Available data:
■ ■ ■ ■ ■ ■ ■

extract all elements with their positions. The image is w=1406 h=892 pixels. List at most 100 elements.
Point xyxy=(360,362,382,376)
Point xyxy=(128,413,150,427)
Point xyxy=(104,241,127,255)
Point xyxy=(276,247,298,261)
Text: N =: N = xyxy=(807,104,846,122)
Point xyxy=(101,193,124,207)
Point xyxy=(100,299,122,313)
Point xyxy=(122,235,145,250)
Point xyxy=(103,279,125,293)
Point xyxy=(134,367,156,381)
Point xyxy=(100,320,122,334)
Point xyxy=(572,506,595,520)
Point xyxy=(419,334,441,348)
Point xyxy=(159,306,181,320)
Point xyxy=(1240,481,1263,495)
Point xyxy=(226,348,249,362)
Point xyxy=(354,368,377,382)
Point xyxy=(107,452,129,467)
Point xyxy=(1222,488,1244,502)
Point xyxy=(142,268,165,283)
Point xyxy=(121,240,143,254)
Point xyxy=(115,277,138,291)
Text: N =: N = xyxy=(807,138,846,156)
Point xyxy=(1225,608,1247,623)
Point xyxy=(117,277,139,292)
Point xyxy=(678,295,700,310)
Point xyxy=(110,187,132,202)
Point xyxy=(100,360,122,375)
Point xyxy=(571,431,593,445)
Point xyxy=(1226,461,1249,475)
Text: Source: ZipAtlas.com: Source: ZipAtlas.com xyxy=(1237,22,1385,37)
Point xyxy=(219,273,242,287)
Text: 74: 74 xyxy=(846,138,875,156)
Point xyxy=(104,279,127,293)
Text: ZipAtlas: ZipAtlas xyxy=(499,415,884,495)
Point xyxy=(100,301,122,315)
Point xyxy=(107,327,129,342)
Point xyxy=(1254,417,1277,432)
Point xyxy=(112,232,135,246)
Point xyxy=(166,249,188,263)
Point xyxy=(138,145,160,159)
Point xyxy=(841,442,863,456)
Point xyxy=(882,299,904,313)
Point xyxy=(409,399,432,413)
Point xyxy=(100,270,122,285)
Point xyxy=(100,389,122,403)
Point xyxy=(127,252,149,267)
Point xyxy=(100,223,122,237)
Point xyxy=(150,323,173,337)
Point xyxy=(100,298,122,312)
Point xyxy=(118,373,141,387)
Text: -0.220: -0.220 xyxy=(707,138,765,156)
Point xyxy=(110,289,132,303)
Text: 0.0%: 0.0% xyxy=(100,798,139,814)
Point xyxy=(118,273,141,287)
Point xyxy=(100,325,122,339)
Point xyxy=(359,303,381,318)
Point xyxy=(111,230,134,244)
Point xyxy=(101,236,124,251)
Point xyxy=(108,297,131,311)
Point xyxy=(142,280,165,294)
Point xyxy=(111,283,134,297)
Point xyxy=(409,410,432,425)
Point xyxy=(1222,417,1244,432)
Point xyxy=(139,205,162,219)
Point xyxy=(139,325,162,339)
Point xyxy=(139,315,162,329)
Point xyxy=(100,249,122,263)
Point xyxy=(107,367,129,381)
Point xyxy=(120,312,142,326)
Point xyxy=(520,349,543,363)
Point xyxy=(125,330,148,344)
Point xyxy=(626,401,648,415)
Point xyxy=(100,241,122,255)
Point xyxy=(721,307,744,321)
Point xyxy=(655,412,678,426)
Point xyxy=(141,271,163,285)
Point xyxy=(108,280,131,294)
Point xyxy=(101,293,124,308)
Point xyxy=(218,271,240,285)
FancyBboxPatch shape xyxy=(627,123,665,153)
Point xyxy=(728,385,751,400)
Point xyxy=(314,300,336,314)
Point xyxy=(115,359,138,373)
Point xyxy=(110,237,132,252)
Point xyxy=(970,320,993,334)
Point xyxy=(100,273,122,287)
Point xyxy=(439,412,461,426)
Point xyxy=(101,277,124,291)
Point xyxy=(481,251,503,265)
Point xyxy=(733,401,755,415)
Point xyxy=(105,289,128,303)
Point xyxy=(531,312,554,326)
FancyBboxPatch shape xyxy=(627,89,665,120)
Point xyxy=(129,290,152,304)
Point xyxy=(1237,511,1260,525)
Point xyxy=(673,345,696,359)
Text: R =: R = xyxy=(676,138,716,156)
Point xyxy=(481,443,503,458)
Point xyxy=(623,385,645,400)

■ ■ ■ ■ ■ ■ ■

Work instructions: Please write out all of the rows above again, replacing "FancyBboxPatch" with "Rectangle" wherever it appears and leaving everything else unchanged.

Exercise solution:
extract all elements with their positions. The image is w=1406 h=892 pixels. List at most 100 elements.
Point xyxy=(360,362,382,376)
Point xyxy=(128,413,150,427)
Point xyxy=(104,241,127,255)
Point xyxy=(276,247,298,261)
Text: N =: N = xyxy=(807,104,846,122)
Point xyxy=(101,193,124,207)
Point xyxy=(100,299,122,313)
Point xyxy=(122,235,145,250)
Point xyxy=(103,279,125,293)
Point xyxy=(134,367,156,381)
Point xyxy=(100,320,122,334)
Point xyxy=(572,506,595,520)
Point xyxy=(419,334,441,348)
Point xyxy=(159,306,181,320)
Point xyxy=(1240,481,1263,495)
Point xyxy=(226,348,249,362)
Point xyxy=(354,368,377,382)
Point xyxy=(107,452,129,467)
Point xyxy=(1222,488,1244,502)
Point xyxy=(142,268,165,283)
Point xyxy=(121,240,143,254)
Point xyxy=(115,277,138,291)
Text: N =: N = xyxy=(807,138,846,156)
Point xyxy=(1225,608,1247,623)
Point xyxy=(117,277,139,292)
Point xyxy=(678,295,700,310)
Point xyxy=(110,187,132,202)
Point xyxy=(100,360,122,375)
Point xyxy=(571,431,593,445)
Point xyxy=(1226,461,1249,475)
Text: Source: ZipAtlas.com: Source: ZipAtlas.com xyxy=(1237,22,1385,37)
Point xyxy=(219,273,242,287)
Text: 74: 74 xyxy=(846,138,875,156)
Point xyxy=(104,279,127,293)
Text: ZipAtlas: ZipAtlas xyxy=(499,415,884,495)
Point xyxy=(100,301,122,315)
Point xyxy=(107,327,129,342)
Point xyxy=(1254,417,1277,432)
Point xyxy=(112,232,135,246)
Point xyxy=(166,249,188,263)
Point xyxy=(138,145,160,159)
Point xyxy=(841,442,863,456)
Point xyxy=(882,299,904,313)
Point xyxy=(409,399,432,413)
Point xyxy=(100,270,122,285)
Point xyxy=(100,389,122,403)
Point xyxy=(127,252,149,267)
Point xyxy=(100,223,122,237)
Point xyxy=(150,323,173,337)
Point xyxy=(100,298,122,312)
Point xyxy=(118,373,141,387)
Text: -0.220: -0.220 xyxy=(707,138,765,156)
Point xyxy=(110,289,132,303)
Text: 0.0%: 0.0% xyxy=(100,798,139,814)
Point xyxy=(118,273,141,287)
Point xyxy=(100,325,122,339)
Point xyxy=(359,303,381,318)
Point xyxy=(111,230,134,244)
Point xyxy=(101,236,124,251)
Point xyxy=(108,297,131,311)
Point xyxy=(142,280,165,294)
Point xyxy=(111,283,134,297)
Point xyxy=(409,410,432,425)
Point xyxy=(1222,417,1244,432)
Point xyxy=(139,205,162,219)
Point xyxy=(139,325,162,339)
Point xyxy=(139,315,162,329)
Point xyxy=(100,249,122,263)
Point xyxy=(107,367,129,381)
Point xyxy=(120,312,142,326)
Point xyxy=(520,349,543,363)
Point xyxy=(125,330,148,344)
Point xyxy=(626,401,648,415)
Point xyxy=(100,241,122,255)
Point xyxy=(721,307,744,321)
Point xyxy=(655,412,678,426)
Point xyxy=(141,271,163,285)
Point xyxy=(108,280,131,294)
Point xyxy=(101,293,124,308)
Point xyxy=(218,271,240,285)
Rectangle shape xyxy=(627,123,665,153)
Point xyxy=(728,385,751,400)
Point xyxy=(314,300,336,314)
Point xyxy=(115,359,138,373)
Point xyxy=(110,237,132,252)
Point xyxy=(970,320,993,334)
Point xyxy=(100,273,122,287)
Point xyxy=(439,412,461,426)
Point xyxy=(101,277,124,291)
Point xyxy=(481,251,503,265)
Point xyxy=(733,401,755,415)
Point xyxy=(105,289,128,303)
Point xyxy=(531,312,554,326)
Rectangle shape xyxy=(627,89,665,120)
Point xyxy=(129,290,152,304)
Point xyxy=(1237,511,1260,525)
Point xyxy=(673,345,696,359)
Text: R =: R = xyxy=(676,138,716,156)
Point xyxy=(481,443,503,458)
Point xyxy=(623,385,645,400)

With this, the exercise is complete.